* THE DATA
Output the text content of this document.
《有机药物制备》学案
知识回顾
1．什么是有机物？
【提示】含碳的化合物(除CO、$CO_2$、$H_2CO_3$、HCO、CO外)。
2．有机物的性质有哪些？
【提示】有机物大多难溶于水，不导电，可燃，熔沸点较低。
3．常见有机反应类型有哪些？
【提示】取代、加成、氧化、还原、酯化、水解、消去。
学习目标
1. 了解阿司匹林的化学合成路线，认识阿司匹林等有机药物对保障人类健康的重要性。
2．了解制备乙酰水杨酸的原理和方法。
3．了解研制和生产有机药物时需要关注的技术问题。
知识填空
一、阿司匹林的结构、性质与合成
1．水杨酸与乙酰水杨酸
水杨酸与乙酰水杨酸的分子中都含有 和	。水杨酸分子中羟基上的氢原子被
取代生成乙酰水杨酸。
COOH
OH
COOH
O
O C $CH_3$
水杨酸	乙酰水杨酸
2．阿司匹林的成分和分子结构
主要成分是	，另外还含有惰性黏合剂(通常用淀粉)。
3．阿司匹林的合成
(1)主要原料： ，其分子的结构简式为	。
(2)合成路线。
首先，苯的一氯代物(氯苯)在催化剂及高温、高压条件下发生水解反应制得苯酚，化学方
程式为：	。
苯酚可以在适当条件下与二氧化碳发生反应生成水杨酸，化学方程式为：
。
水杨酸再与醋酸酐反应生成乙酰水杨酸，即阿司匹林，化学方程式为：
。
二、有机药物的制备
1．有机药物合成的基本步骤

* DIRECTIONS
Every line above needs to be retyped exactly.

* RESULT FOR THIS TASK
Output the text content of this document.
《有机药物制备》学案
知识回顾
1．什么是有机物？
【提示】含碳的化合物(除CO、$CO_2$、$H_2CO_3$、HCO、CO外)。
2．有机物的性质有哪些？
【提示】有机物大多难溶于水，不导电，可燃，熔沸点较低。
3．常见有机反应类型有哪些？
【提示】取代、加成、氧化、还原、酯化、水解、消去。
学习目标
1. 了解阿司匹林的化学合成路线，认识阿司匹林等有机药物对保障人类健康的重要性。
2．了解制备乙酰水杨酸的原理和方法。
3．了解研制和生产有机药物时需要关注的技术问题。
知识填空
一、阿司匹林的结构、性质与合成
1．水杨酸与乙酰水杨酸
水杨酸与乙酰水杨酸的分子中都含有 和	。水杨酸分子中羟基上的氢原子被
取代生成乙酰水杨酸。
COOH
OH
COOH
O
O C $CH_3$
水杨酸	乙酰水杨酸
2．阿司匹林的成分和分子结构
主要成分是	，另外还含有惰性黏合剂(通常用淀粉)。
3．阿司匹林的合成
(1)主要原料： ，其分子的结构简式为	。
(2)合成路线。
首先，苯的一氯代物(氯苯)在催化剂及高温、高压条件下发生水解反应制得苯酚，化学方
程式为：	。
苯酚可以在适当条件下与二氧化碳发生反应生成水杨酸，化学方程式为：
。
水杨酸再与醋酸酐反应生成乙酰水杨酸，即阿司匹林，化学方程式为：
。
二、有机药物的制备
1．有机药物合成的基本步骤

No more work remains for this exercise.